Task statement →
Images must not appear in your copy; reproduce every other part of the records exactly.

····················

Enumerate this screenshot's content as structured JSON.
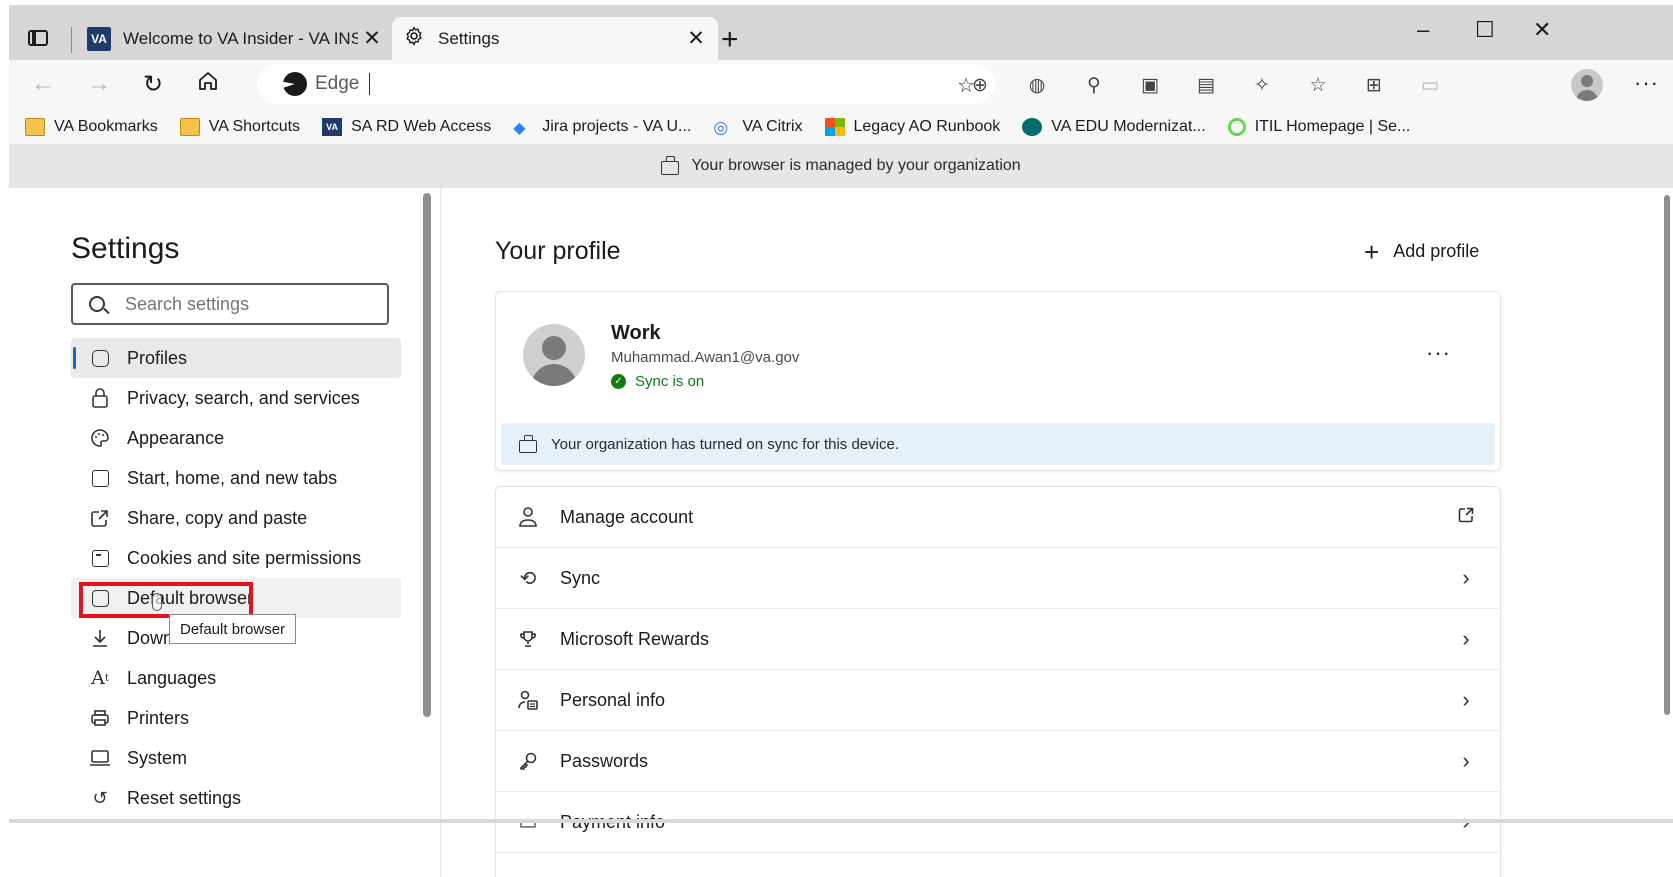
{
  "tabs": [
    {
      "title": "Welcome to VA Insider - VA INSIDER",
      "logo": "VA",
      "active": false
    },
    {
      "title": "Settings",
      "icon": "gear-icon",
      "active": true
    }
  ],
  "window_controls": {
    "minimize": "–",
    "maximize": "☐",
    "close": "✕"
  },
  "toolbar": {
    "address_text": "Edge",
    "address_icon": "edge-logo-icon"
  },
  "favorites": [
    {
      "label": "VA Bookmarks",
      "icon": "folder-icon"
    },
    {
      "label": "VA Shortcuts",
      "icon": "folder-icon"
    },
    {
      "label": "SA RD Web Access",
      "icon": "va-logo-icon"
    },
    {
      "label": "Jira projects - VA U...",
      "icon": "jira-icon"
    },
    {
      "label": "VA Citrix",
      "icon": "citrix-icon"
    },
    {
      "label": "Legacy AO Runbook",
      "icon": "microsoft-icon"
    },
    {
      "label": "VA EDU Modernizat...",
      "icon": "sharepoint-icon"
    },
    {
      "label": "ITIL Homepage | Se...",
      "icon": "servicenow-icon"
    }
  ],
  "managed_notice": "Your browser is managed by your organization",
  "sidebar": {
    "title": "Settings",
    "search_placeholder": "Search settings",
    "items": [
      {
        "label": "Profiles",
        "icon": "profiles-icon",
        "selected": true
      },
      {
        "label": "Privacy, search, and services",
        "icon": "lock-icon"
      },
      {
        "label": "Appearance",
        "icon": "palette-icon"
      },
      {
        "label": "Start, home, and new tabs",
        "icon": "home-tabs-icon"
      },
      {
        "label": "Share, copy and paste",
        "icon": "share-icon"
      },
      {
        "label": "Cookies and site permissions",
        "icon": "cookies-icon"
      },
      {
        "label": "Default browser",
        "icon": "default-browser-icon",
        "hovered": true
      },
      {
        "label": "Downloads",
        "icon": "download-icon"
      },
      {
        "label": "Languages",
        "icon": "languages-icon"
      },
      {
        "label": "Printers",
        "icon": "printer-icon"
      },
      {
        "label": "System",
        "icon": "laptop-icon"
      },
      {
        "label": "Reset settings",
        "icon": "reset-icon"
      }
    ],
    "tooltip": "Default browser"
  },
  "main": {
    "title": "Your profile",
    "add_profile_label": "Add profile",
    "profile": {
      "name": "Work",
      "email": "Muhammad.Awan1@va.gov",
      "sync_status": "Sync is on",
      "org_banner": "Your organization has turned on sync for this device."
    },
    "menu": [
      {
        "label": "Manage account",
        "icon": "person-icon",
        "trailing": "external-link-icon"
      },
      {
        "label": "Sync",
        "icon": "sync-icon",
        "trailing": "chevron-right-icon"
      },
      {
        "label": "Microsoft Rewards",
        "icon": "trophy-icon",
        "trailing": "chevron-right-icon"
      },
      {
        "label": "Personal info",
        "icon": "personal-info-icon",
        "trailing": "chevron-right-icon"
      },
      {
        "label": "Passwords",
        "icon": "key-icon",
        "trailing": "chevron-right-icon"
      },
      {
        "label": "Payment info",
        "icon": "card-icon",
        "trailing": "chevron-right-icon"
      }
    ]
  },
  "colors": {
    "accent": "#0f6cbd",
    "highlight_box": "#e8121d",
    "sync_green": "#107c10",
    "banner_bg": "#e6f0f9"
  }
}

····················

Response to this task →
Enumerate this screenshot's content as structured JSON.
{
  "tabs": [
    {
      "title": "Welcome to VA Insider - VA INSIDER",
      "logo": "VA",
      "active": false
    },
    {
      "title": "Settings",
      "icon": "gear-icon",
      "active": true
    }
  ],
  "window_controls": {
    "minimize": "–",
    "maximize": "☐",
    "close": "✕"
  },
  "toolbar": {
    "address_text": "Edge",
    "address_icon": "edge-logo-icon"
  },
  "favorites": [
    {
      "label": "VA Bookmarks",
      "icon": "folder-icon"
    },
    {
      "label": "VA Shortcuts",
      "icon": "folder-icon"
    },
    {
      "label": "SA RD Web Access",
      "icon": "va-logo-icon"
    },
    {
      "label": "Jira projects - VA U...",
      "icon": "jira-icon"
    },
    {
      "label": "VA Citrix",
      "icon": "citrix-icon"
    },
    {
      "label": "Legacy AO Runbook",
      "icon": "microsoft-icon"
    },
    {
      "label": "VA EDU Modernizat...",
      "icon": "sharepoint-icon"
    },
    {
      "label": "ITIL Homepage | Se...",
      "icon": "servicenow-icon"
    }
  ],
  "managed_notice": "Your browser is managed by your organization",
  "sidebar": {
    "title": "Settings",
    "search_placeholder": "Search settings",
    "items": [
      {
        "label": "Profiles",
        "icon": "profiles-icon",
        "selected": true
      },
      {
        "label": "Privacy, search, and services",
        "icon": "lock-icon"
      },
      {
        "label": "Appearance",
        "icon": "palette-icon"
      },
      {
        "label": "Start, home, and new tabs",
        "icon": "home-tabs-icon"
      },
      {
        "label": "Share, copy and paste",
        "icon": "share-icon"
      },
      {
        "label": "Cookies and site permissions",
        "icon": "cookies-icon"
      },
      {
        "label": "Default browser",
        "icon": "default-browser-icon",
        "hovered": true
      },
      {
        "label": "Downloads",
        "icon": "download-icon"
      },
      {
        "label": "Languages",
        "icon": "languages-icon"
      },
      {
        "label": "Printers",
        "icon": "printer-icon"
      },
      {
        "label": "System",
        "icon": "laptop-icon"
      },
      {
        "label": "Reset settings",
        "icon": "reset-icon"
      }
    ],
    "tooltip": "Default browser"
  },
  "main": {
    "title": "Your profile",
    "add_profile_label": "Add profile",
    "profile": {
      "name": "Work",
      "email": "Muhammad.Awan1@va.gov",
      "sync_status": "Sync is on",
      "org_banner": "Your organization has turned on sync for this device."
    },
    "menu": [
      {
        "label": "Manage account",
        "icon": "person-icon",
        "trailing": "external-link-icon"
      },
      {
        "label": "Sync",
        "icon": "sync-icon",
        "trailing": "chevron-right-icon"
      },
      {
        "label": "Microsoft Rewards",
        "icon": "trophy-icon",
        "trailing": "chevron-right-icon"
      },
      {
        "label": "Personal info",
        "icon": "personal-info-icon",
        "trailing": "chevron-right-icon"
      },
      {
        "label": "Passwords",
        "icon": "key-icon",
        "trailing": "chevron-right-icon"
      },
      {
        "label": "Payment info",
        "icon": "card-icon",
        "trailing": "chevron-right-icon"
      }
    ]
  },
  "colors": {
    "accent": "#0f6cbd",
    "highlight_box": "#e8121d",
    "sync_green": "#107c10",
    "banner_bg": "#e6f0f9"
  }
}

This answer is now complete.